> **Exercise brief**
Quote the whole listing verbatim.

> **Information provided**

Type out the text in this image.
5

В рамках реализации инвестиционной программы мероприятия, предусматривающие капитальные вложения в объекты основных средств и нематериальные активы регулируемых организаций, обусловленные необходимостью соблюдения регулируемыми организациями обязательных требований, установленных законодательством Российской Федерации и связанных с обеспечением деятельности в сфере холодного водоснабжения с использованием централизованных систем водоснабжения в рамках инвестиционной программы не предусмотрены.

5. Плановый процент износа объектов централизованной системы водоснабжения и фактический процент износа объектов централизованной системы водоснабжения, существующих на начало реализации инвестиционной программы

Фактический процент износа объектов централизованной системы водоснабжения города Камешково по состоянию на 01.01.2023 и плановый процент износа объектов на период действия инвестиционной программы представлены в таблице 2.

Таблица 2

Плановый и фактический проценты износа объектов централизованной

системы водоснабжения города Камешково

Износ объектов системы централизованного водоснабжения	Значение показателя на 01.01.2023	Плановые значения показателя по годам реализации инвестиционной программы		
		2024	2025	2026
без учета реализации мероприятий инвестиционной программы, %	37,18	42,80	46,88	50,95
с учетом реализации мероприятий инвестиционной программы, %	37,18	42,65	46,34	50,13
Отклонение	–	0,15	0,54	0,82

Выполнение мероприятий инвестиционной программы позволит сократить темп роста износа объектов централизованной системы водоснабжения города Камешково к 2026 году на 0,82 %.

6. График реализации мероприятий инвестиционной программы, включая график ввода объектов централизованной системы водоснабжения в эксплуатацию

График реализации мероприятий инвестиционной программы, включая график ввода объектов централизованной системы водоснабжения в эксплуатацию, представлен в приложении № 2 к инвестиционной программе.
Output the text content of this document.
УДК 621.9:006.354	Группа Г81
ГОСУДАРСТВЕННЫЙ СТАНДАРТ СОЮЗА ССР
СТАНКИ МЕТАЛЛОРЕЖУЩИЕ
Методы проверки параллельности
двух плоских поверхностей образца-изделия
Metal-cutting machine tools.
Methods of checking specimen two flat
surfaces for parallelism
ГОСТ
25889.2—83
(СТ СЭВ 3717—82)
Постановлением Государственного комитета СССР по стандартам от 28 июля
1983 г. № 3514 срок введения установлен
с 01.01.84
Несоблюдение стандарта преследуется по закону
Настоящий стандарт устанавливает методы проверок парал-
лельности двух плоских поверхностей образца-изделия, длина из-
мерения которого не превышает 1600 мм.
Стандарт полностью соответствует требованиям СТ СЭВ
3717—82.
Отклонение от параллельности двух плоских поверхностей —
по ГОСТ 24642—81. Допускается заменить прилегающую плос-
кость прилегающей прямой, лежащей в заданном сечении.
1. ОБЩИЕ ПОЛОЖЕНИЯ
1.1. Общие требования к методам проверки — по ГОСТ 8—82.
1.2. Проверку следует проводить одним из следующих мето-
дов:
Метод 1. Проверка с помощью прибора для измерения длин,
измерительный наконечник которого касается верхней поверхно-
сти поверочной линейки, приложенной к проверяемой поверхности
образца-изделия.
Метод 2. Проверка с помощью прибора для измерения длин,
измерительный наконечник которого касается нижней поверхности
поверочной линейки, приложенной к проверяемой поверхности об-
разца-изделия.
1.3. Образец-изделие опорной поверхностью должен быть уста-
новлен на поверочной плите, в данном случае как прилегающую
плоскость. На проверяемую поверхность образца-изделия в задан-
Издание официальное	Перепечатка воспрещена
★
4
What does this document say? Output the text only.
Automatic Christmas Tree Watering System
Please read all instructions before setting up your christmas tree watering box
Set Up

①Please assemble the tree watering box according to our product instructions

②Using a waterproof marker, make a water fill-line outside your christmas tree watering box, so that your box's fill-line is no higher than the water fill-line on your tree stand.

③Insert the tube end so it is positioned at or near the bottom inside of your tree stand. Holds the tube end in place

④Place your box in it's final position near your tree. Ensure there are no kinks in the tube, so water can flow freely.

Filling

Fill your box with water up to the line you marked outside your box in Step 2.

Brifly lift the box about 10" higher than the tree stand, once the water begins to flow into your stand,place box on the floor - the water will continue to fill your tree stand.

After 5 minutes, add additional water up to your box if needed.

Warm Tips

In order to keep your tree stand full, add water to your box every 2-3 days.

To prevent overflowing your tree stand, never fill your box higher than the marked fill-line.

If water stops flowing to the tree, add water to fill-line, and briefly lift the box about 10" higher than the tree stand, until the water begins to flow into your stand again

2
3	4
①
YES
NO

> **In response**
Type out the text in this image.
5

В рамках реализации инвестиционной программы мероприятия, предусматривающие капитальные вложения в объекты основных средств и нематериальные активы регулируемых организаций, обусловленные необходимостью соблюдения регулируемыми организациями обязательных требований, установленных законодательством Российской Федерации и связанных с обеспечением деятельности в сфере холодного водоснабжения с использованием централизованных систем водоснабжения в рамках инвестиционной программы не предусмотрены.

5. Плановый процент износа объектов централизованной системы водоснабжения и фактический процент износа объектов централизованной системы водоснабжения, существующих на начало реализации инвестиционной программы

Фактический процент износа объектов централизованной системы водоснабжения города Камешково по состоянию на 01.01.2023 и плановый процент износа объектов на период действия инвестиционной программы представлены в таблице 2.

Таблица 2

Плановый и фактический проценты износа объектов централизованной

системы водоснабжения города Камешково

Износ объектов системы централизованного водоснабжения	Значение показателя на 01.01.2023	Плановые значения показателя по годам реализации инвестиционной программы		
		2024	2025	2026
без учета реализации мероприятий инвестиционной программы, %	37,18	42,80	46,88	50,95
с учетом реализации мероприятий инвестиционной программы, %	37,18	42,65	46,34	50,13
Отклонение	–	0,15	0,54	0,82

Выполнение мероприятий инвестиционной программы позволит сократить темп роста износа объектов централизованной системы водоснабжения города Камешково к 2026 году на 0,82 %.

6. График реализации мероприятий инвестиционной программы, включая график ввода объектов централизованной системы водоснабжения в эксплуатацию

График реализации мероприятий инвестиционной программы, включая график ввода объектов централизованной системы водоснабжения в эксплуатацию, представлен в приложении № 2 к инвестиционной программе.
Output the text content of this document.
УДК 621.9:006.354	Группа Г81
ГОСУДАРСТВЕННЫЙ СТАНДАРТ СОЮЗА ССР
СТАНКИ МЕТАЛЛОРЕЖУЩИЕ
Методы проверки параллельности
двух плоских поверхностей образца-изделия
Metal-cutting machine tools.
Methods of checking specimen two flat
surfaces for parallelism
ГОСТ
25889.2—83
(СТ СЭВ 3717—82)
Постановлением Государственного комитета СССР по стандартам от 28 июля
1983 г. № 3514 срок введения установлен
с 01.01.84
Несоблюдение стандарта преследуется по закону
Настоящий стандарт устанавливает методы проверок парал-
лельности двух плоских поверхностей образца-изделия, длина из-
мерения которого не превышает 1600 мм.
Стандарт полностью соответствует требованиям СТ СЭВ
3717—82.
Отклонение от параллельности двух плоских поверхностей —
по ГОСТ 24642—81. Допускается заменить прилегающую плос-
кость прилегающей прямой, лежащей в заданном сечении.
1. ОБЩИЕ ПОЛОЖЕНИЯ
1.1. Общие требования к методам проверки — по ГОСТ 8—82.
1.2. Проверку следует проводить одним из следующих мето-
дов:
Метод 1. Проверка с помощью прибора для измерения длин,
измерительный наконечник которого касается верхней поверхно-
сти поверочной линейки, приложенной к проверяемой поверхности
образца-изделия.
Метод 2. Проверка с помощью прибора для измерения длин,
измерительный наконечник которого касается нижней поверхности
поверочной линейки, приложенной к проверяемой поверхности об-
разца-изделия.
1.3. Образец-изделие опорной поверхностью должен быть уста-
новлен на поверочной плите, в данном случае как прилегающую
плоскость. На проверяемую поверхность образца-изделия в задан-
Издание официальное	Перепечатка воспрещена
★
4
What does this document say? Output the text only.
Automatic Christmas Tree Watering System
Please read all instructions before setting up your christmas tree watering box
Set Up

①Please assemble the tree watering box according to our product instructions

②Using a waterproof marker, make a water fill-line outside your christmas tree watering box, so that your box's fill-line is no higher than the water fill-line on your tree stand.

③Insert the tube end so it is positioned at or near the bottom inside of your tree stand. Holds the tube end in place

④Place your box in it's final position near your tree. Ensure there are no kinks in the tube, so water can flow freely.

Filling

Fill your box with water up to the line you marked outside your box in Step 2.

Brifly lift the box about 10" higher than the tree stand, once the water begins to flow into your stand,place box on the floor - the water will continue to fill your tree stand.

After 5 minutes, add additional water up to your box if needed.

Warm Tips

In order to keep your tree stand full, add water to your box every 2-3 days.

To prevent overflowing your tree stand, never fill your box higher than the marked fill-line.

If water stops flowing to the tree, add water to fill-line, and briefly lift the box about 10" higher than the tree stand, until the water begins to flow into your stand again

2
3	4
①
YES
NO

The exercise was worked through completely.